[WRITTEN EXERCISE] Print the lines of the listing verbatim, beginning at the line that contains "box-mujeres: Mujeres 55,3%" and ending after the line that contains "box-hombres: Hombres 44,7%".

[DATA SHOWN]
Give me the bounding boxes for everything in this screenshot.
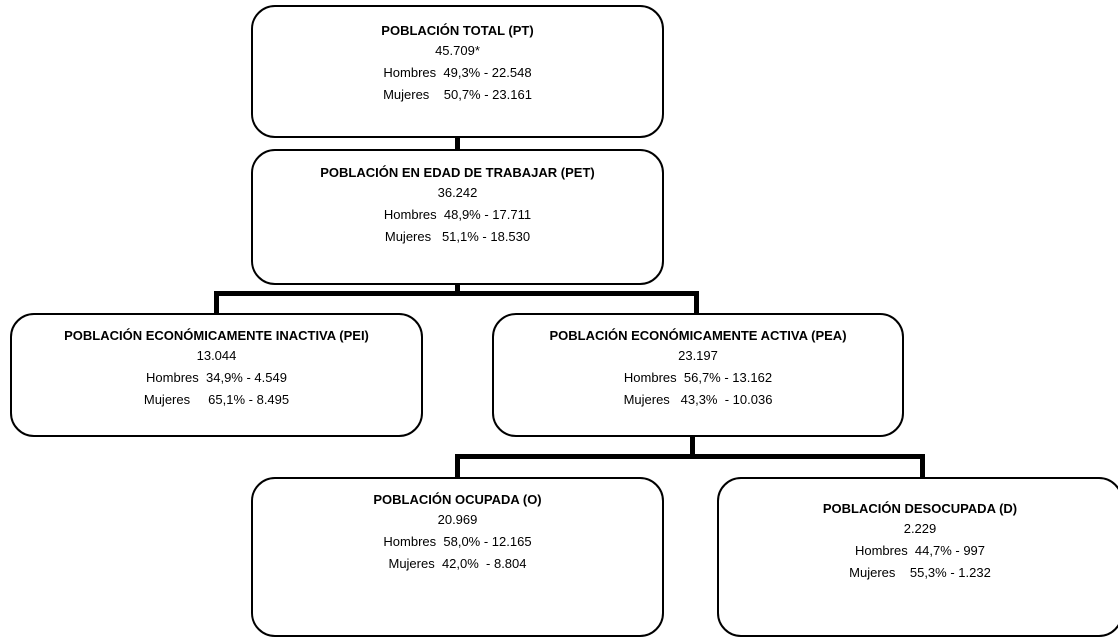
box-mujeres: Mujeres 55,3% - 1.232 bbox=[849, 565, 991, 580]
box-poblacion-edad-trabajar: POBLACIÓN EN EDAD DE TRABAJAR (PET) 36.2… bbox=[251, 149, 664, 285]
connector-to-o bbox=[455, 454, 460, 479]
box-title: POBLACIÓN DESOCUPADA (D) bbox=[822, 501, 1018, 516]
box-hombres: Hombres 58,0% - 12.165 bbox=[383, 534, 532, 549]
box-poblacion-inactiva: POBLACIÓN ECONÓMICAMENTE INACTIVA (PEI) … bbox=[10, 313, 423, 437]
box-total: 23.197 bbox=[678, 348, 718, 363]
box-title: POBLACIÓN ECONÓMICAMENTE ACTIVA (PEA) bbox=[549, 328, 847, 343]
box-title: POBLACIÓN EN EDAD DE TRABAJAR (PET) bbox=[320, 165, 595, 180]
connector-pet-down bbox=[455, 283, 460, 295]
box-hombres: Hombres 34,9% - 4.549 bbox=[146, 370, 287, 385]
box-hombres: Hombres 56,7% - 13.162 bbox=[623, 370, 773, 385]
box-mujeres: Mujeres 43,3% - 10.036 bbox=[623, 392, 773, 407]
connector-pt-pet bbox=[455, 136, 460, 150]
box-total: 20.969 bbox=[437, 512, 478, 527]
box-poblacion-desocupada: POBLACIÓN DESOCUPADA (D) 2.229 Hombres 4… bbox=[717, 477, 1118, 637]
box-mujeres: Mujeres 51,1% - 18.530 bbox=[384, 229, 531, 244]
box-mujeres: Mujeres 42,0% - 8.804 bbox=[388, 556, 527, 571]
box-total: 2.229 bbox=[903, 521, 937, 536]
box-title: POBLACIÓN OCUPADA (O) bbox=[373, 492, 542, 507]
connector-to-d bbox=[920, 454, 925, 479]
box-title: POBLACIÓN ECONÓMICAMENTE INACTIVA (PEI) bbox=[64, 328, 369, 343]
box-hombres: Hombres 48,9% - 17.711 bbox=[383, 207, 532, 222]
box-total: 36.242 bbox=[437, 185, 478, 200]
box-mujeres: Mujeres 65,1% - 8.495 bbox=[143, 392, 290, 407]
connector-to-pea bbox=[694, 291, 699, 315]
box-poblacion-total: POBLACIÓN TOTAL (PT) 45.709* Hombres 49,… bbox=[251, 5, 664, 138]
box-poblacion-ocupada: POBLACIÓN OCUPADA (O) 20.969 Hombres 58,… bbox=[251, 477, 664, 637]
box-total: 13.044 bbox=[196, 348, 237, 363]
box-mujeres: Mujeres 50,7% - 23.161 bbox=[383, 87, 532, 102]
box-hombres: Hombres 49,3% - 22.548 bbox=[383, 65, 532, 80]
connector-horizontal-bottom bbox=[455, 454, 925, 459]
connector-pea-down bbox=[690, 435, 695, 457]
connector-horizontal-top bbox=[214, 291, 699, 296]
box-total: 45.709* bbox=[435, 43, 480, 58]
box-hombres: Hombres 44,7% - 997 bbox=[854, 543, 986, 558]
box-poblacion-activa: POBLACIÓN ECONÓMICAMENTE ACTIVA (PEA) 23… bbox=[492, 313, 904, 437]
box-title: POBLACIÓN TOTAL (PT) bbox=[381, 23, 534, 38]
connector-to-pei bbox=[214, 291, 219, 315]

[COMPLETE RESPONSE]
box-mujeres: Mujeres 55,3% - 1.232 bbox=[849, 565, 991, 580]
box-poblacion-edad-trabajar: POBLACIÓN EN EDAD DE TRABAJAR (PET) 36.2… bbox=[251, 149, 664, 285]
connector-to-o bbox=[455, 454, 460, 479]
box-title: POBLACIÓN DESOCUPADA (D) bbox=[822, 501, 1018, 516]
box-hombres: Hombres 58,0% - 12.165 bbox=[383, 534, 532, 549]
box-poblacion-inactiva: POBLACIÓN ECONÓMICAMENTE INACTIVA (PEI) … bbox=[10, 313, 423, 437]
box-total: 23.197 bbox=[678, 348, 718, 363]
box-title: POBLACIÓN ECONÓMICAMENTE ACTIVA (PEA) bbox=[549, 328, 847, 343]
box-title: POBLACIÓN EN EDAD DE TRABAJAR (PET) bbox=[320, 165, 595, 180]
connector-pet-down bbox=[455, 283, 460, 295]
box-hombres: Hombres 34,9% - 4.549 bbox=[146, 370, 287, 385]
box-hombres: Hombres 56,7% - 13.162 bbox=[623, 370, 773, 385]
box-mujeres: Mujeres 43,3% - 10.036 bbox=[623, 392, 773, 407]
connector-pt-pet bbox=[455, 136, 460, 150]
box-total: 20.969 bbox=[437, 512, 478, 527]
box-poblacion-desocupada: POBLACIÓN DESOCUPADA (D) 2.229 Hombres 4… bbox=[717, 477, 1118, 637]
box-mujeres: Mujeres 51,1% - 18.530 bbox=[384, 229, 531, 244]
box-mujeres: Mujeres 42,0% - 8.804 bbox=[388, 556, 527, 571]
box-total: 2.229 bbox=[903, 521, 937, 536]
box-title: POBLACIÓN OCUPADA (O) bbox=[373, 492, 542, 507]
connector-to-d bbox=[920, 454, 925, 479]
box-title: POBLACIÓN ECONÓMICAMENTE INACTIVA (PEI) bbox=[64, 328, 369, 343]
box-hombres: Hombres 48,9% - 17.711 bbox=[383, 207, 532, 222]
box-total: 36.242 bbox=[437, 185, 478, 200]
box-mujeres: Mujeres 65,1% - 8.495 bbox=[143, 392, 290, 407]
connector-to-pea bbox=[694, 291, 699, 315]
box-poblacion-total: POBLACIÓN TOTAL (PT) 45.709* Hombres 49,… bbox=[251, 5, 664, 138]
box-poblacion-ocupada: POBLACIÓN OCUPADA (O) 20.969 Hombres 58,… bbox=[251, 477, 664, 637]
box-total: 13.044 bbox=[196, 348, 237, 363]
box-mujeres: Mujeres 50,7% - 23.161 bbox=[383, 87, 532, 102]
box-hombres: Hombres 49,3% - 22.548 bbox=[383, 65, 532, 80]
connector-horizontal-bottom bbox=[455, 454, 925, 459]
connector-pea-down bbox=[690, 435, 695, 457]
connector-horizontal-top bbox=[214, 291, 699, 296]
box-total: 45.709* bbox=[435, 43, 480, 58]
box-hombres: Hombres 44,7% - 997 bbox=[854, 543, 986, 558]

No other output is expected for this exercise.